- **Dataset entries on figures**:
- - - -
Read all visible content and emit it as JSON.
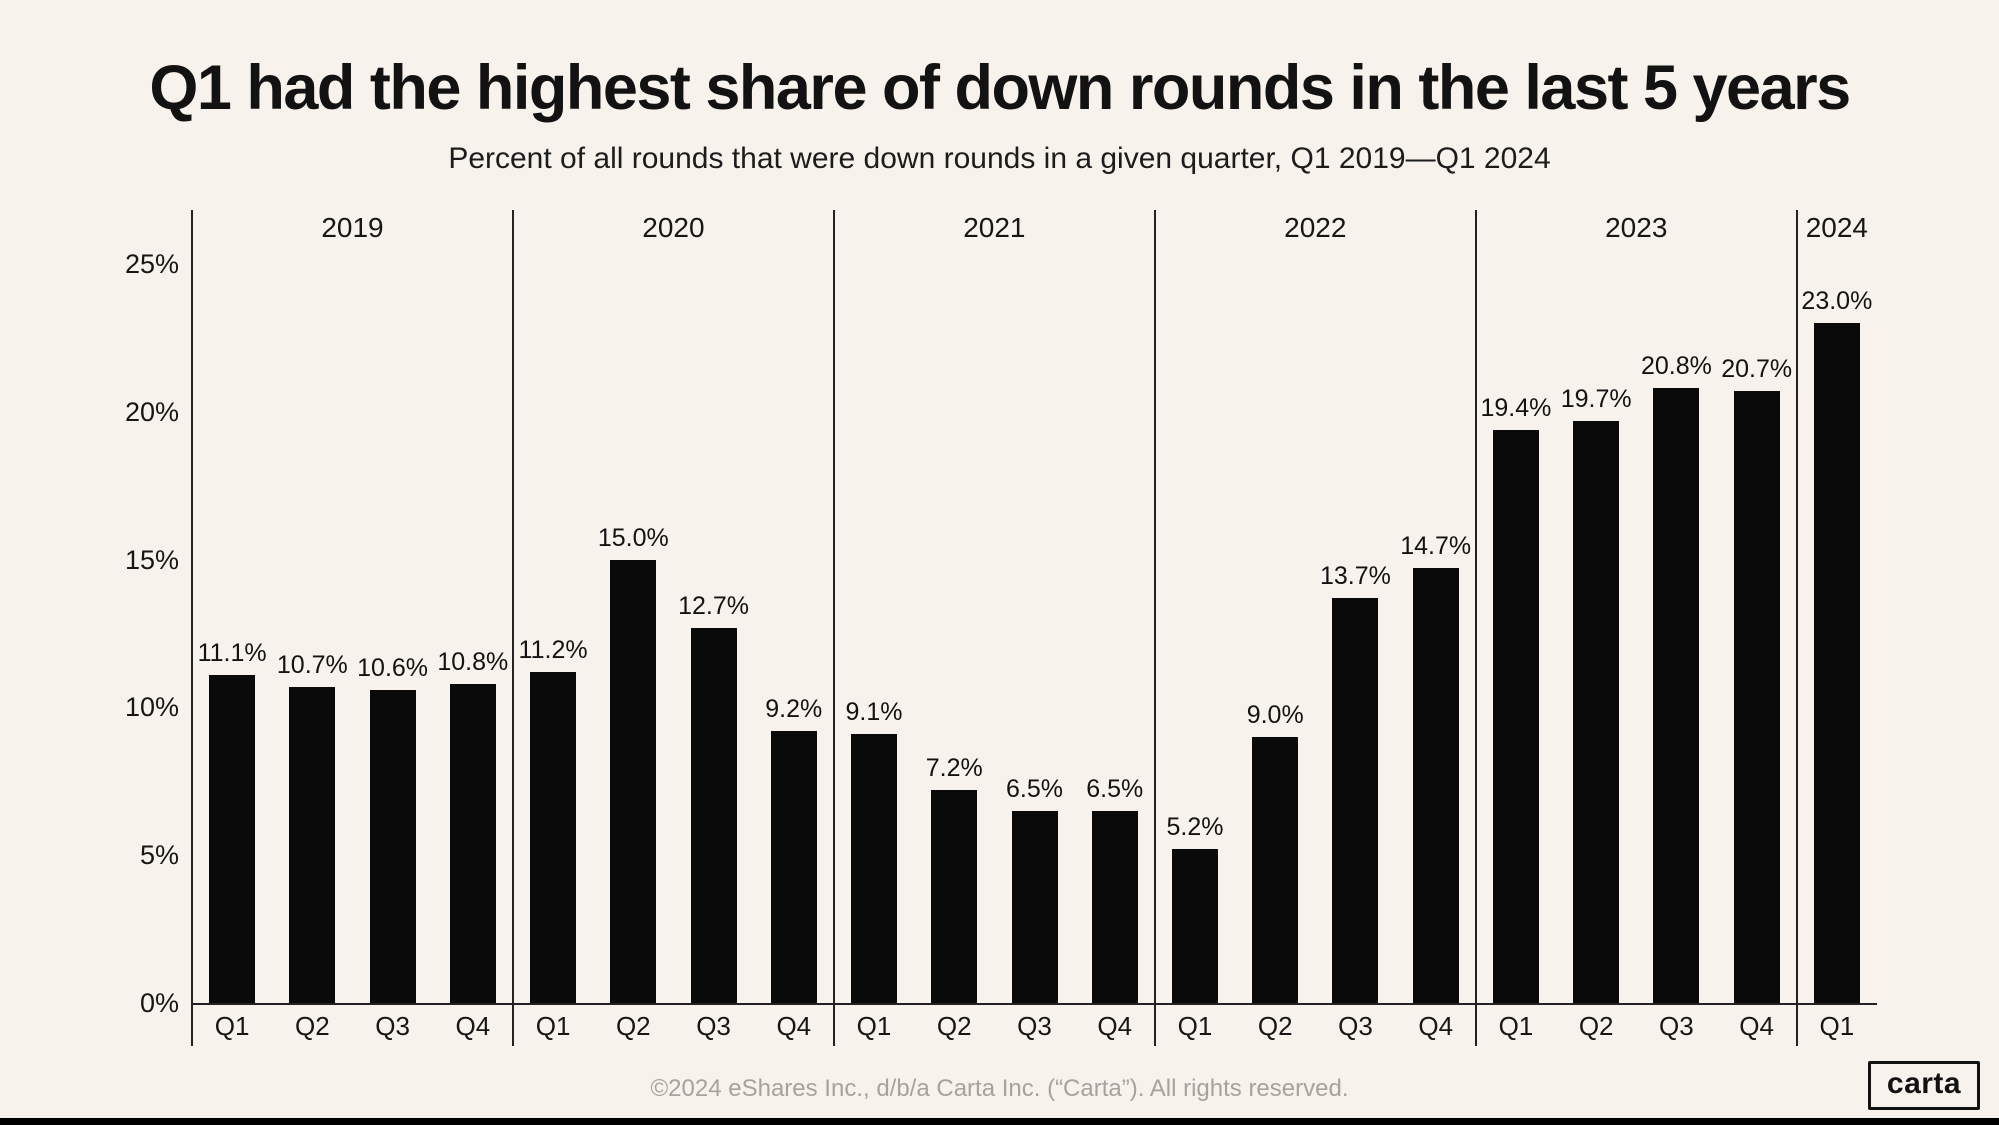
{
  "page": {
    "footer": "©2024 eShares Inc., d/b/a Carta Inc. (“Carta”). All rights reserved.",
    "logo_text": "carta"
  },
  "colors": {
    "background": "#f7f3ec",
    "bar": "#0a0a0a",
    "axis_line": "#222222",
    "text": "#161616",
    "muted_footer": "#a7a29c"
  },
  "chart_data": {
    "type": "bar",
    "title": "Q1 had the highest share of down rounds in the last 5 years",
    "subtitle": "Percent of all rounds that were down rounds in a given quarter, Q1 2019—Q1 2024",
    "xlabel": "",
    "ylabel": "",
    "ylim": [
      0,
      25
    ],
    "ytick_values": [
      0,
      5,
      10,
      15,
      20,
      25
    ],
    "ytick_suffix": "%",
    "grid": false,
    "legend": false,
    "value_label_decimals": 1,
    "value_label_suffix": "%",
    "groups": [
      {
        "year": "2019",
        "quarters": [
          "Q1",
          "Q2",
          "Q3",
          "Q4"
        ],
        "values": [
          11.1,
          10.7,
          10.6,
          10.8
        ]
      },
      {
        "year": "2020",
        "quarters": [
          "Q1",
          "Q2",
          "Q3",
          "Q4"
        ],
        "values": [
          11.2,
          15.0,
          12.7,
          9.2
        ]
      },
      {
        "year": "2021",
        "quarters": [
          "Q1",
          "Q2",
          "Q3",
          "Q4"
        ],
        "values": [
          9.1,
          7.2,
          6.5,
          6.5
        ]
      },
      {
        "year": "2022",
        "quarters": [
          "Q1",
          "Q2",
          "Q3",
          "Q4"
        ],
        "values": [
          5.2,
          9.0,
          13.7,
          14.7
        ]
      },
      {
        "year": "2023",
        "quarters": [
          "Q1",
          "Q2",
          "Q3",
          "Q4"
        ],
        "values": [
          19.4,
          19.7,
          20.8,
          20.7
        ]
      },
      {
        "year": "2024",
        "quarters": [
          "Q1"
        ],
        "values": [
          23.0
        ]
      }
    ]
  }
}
- - - -
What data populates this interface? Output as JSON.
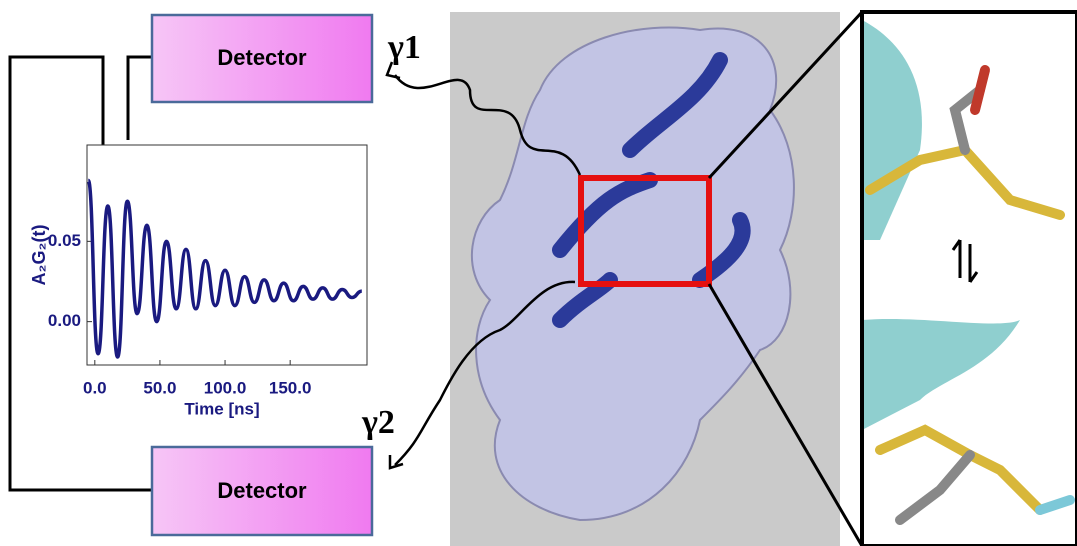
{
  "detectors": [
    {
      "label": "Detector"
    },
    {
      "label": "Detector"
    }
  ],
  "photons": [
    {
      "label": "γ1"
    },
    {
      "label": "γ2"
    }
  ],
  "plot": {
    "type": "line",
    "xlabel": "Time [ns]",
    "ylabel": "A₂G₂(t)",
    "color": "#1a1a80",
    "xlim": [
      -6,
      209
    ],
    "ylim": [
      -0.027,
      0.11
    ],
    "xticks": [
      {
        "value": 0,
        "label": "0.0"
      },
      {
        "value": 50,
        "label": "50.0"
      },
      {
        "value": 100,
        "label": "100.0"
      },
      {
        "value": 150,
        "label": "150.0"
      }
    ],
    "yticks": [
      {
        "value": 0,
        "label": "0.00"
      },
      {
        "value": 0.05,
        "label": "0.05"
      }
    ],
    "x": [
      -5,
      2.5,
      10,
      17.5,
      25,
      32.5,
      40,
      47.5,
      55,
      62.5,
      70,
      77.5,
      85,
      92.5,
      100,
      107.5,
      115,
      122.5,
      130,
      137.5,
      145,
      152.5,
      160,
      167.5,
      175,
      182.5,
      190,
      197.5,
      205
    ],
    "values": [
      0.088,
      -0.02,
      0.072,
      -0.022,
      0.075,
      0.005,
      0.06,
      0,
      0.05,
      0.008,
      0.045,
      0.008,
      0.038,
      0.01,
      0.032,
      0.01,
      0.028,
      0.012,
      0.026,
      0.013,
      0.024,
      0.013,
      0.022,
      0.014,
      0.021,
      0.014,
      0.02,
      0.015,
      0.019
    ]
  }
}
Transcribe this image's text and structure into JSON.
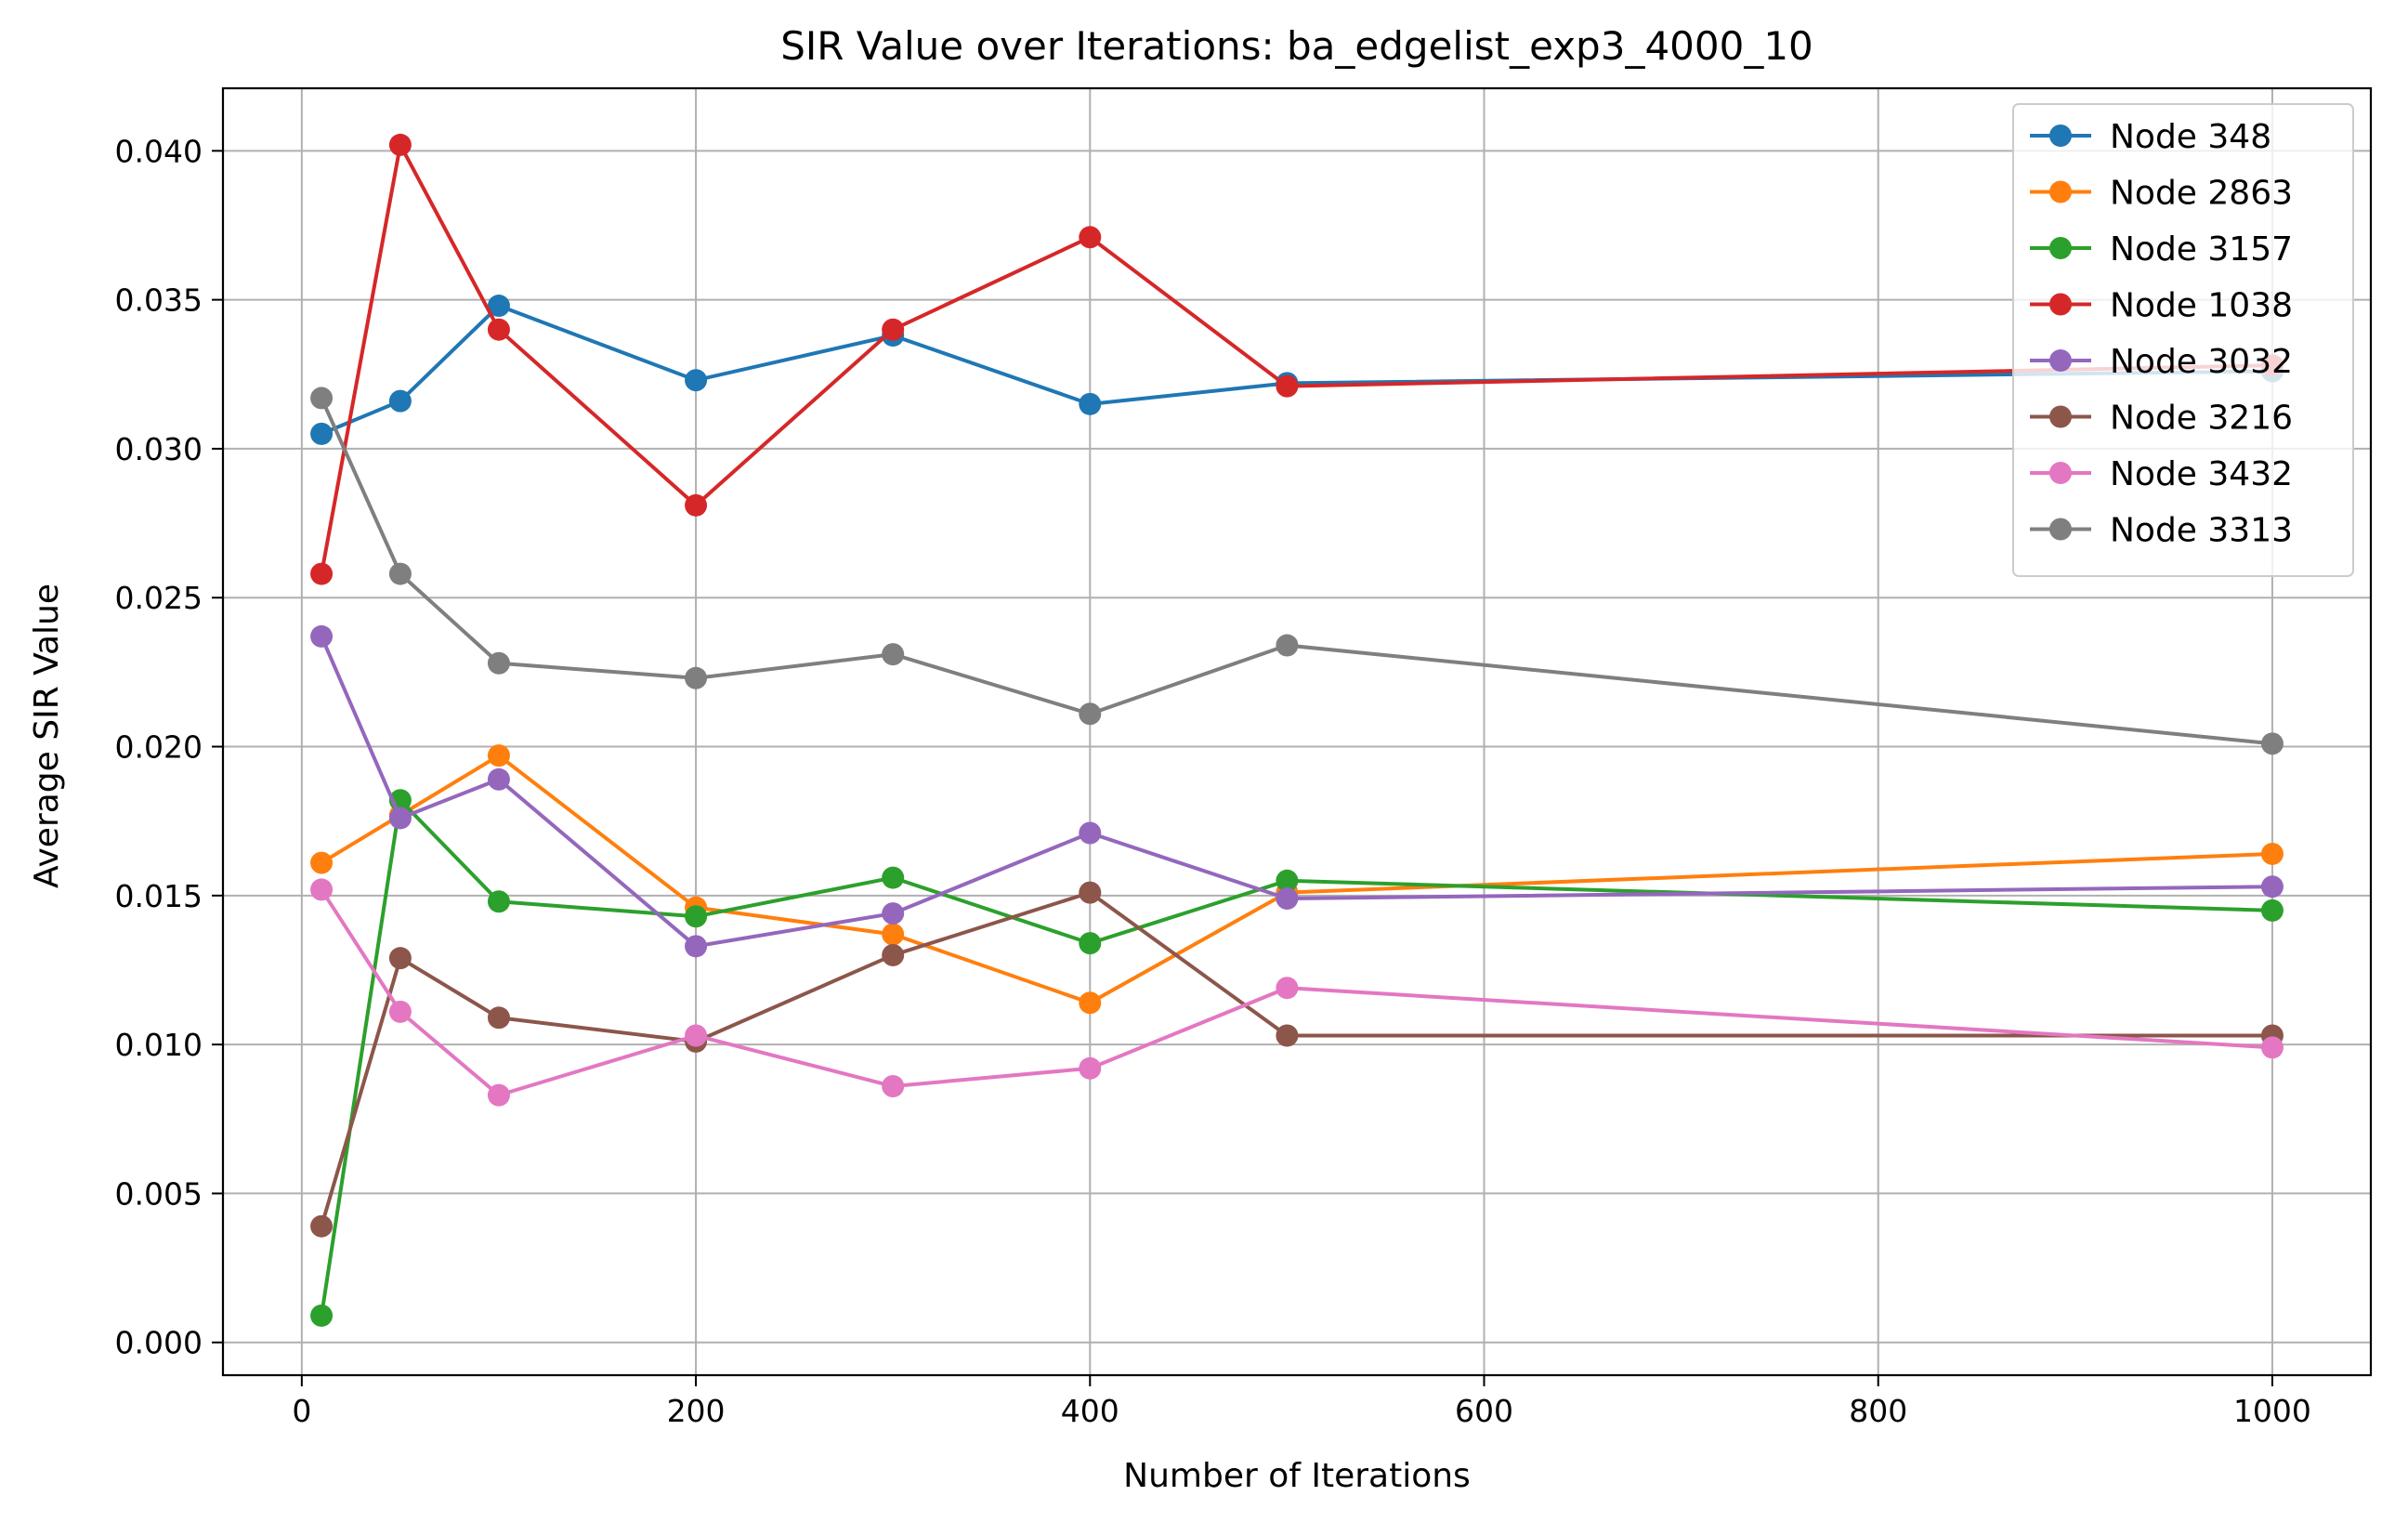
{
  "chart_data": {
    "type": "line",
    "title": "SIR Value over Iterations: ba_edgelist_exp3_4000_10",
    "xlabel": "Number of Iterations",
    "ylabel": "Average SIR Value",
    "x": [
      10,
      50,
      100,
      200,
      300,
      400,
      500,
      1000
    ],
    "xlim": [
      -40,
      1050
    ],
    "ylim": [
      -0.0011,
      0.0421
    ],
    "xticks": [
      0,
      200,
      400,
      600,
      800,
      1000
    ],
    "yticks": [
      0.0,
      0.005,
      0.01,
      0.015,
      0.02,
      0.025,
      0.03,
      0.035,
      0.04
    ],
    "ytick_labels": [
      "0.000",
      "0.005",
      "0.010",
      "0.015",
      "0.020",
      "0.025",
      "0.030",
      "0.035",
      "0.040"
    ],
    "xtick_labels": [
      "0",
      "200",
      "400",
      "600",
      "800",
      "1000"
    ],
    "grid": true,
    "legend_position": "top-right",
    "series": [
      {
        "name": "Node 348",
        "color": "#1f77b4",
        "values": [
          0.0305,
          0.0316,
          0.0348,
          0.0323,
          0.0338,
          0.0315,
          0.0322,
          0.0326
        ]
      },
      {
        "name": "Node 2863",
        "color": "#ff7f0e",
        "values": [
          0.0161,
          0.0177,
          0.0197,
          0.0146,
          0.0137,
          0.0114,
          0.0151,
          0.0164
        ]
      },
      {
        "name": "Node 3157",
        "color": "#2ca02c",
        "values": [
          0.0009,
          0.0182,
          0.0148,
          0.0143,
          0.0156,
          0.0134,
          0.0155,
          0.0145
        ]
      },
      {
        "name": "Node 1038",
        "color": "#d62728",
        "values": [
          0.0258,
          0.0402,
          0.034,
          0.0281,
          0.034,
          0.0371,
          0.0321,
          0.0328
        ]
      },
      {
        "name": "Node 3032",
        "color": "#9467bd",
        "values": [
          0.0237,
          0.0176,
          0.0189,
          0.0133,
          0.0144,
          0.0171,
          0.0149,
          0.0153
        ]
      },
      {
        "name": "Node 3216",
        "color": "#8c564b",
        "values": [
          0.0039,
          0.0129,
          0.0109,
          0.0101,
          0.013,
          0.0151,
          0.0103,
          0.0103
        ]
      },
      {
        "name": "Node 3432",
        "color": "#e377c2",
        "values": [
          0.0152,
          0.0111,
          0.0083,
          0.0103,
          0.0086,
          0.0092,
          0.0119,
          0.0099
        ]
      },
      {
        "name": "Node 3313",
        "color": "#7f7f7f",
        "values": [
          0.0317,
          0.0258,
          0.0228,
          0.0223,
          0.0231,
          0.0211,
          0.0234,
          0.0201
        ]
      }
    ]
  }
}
- - - -
- **Task requirements**: Your answer should be a single number: the count of lines in the entries that contain the word "xlabel".

- **Full answer**: 3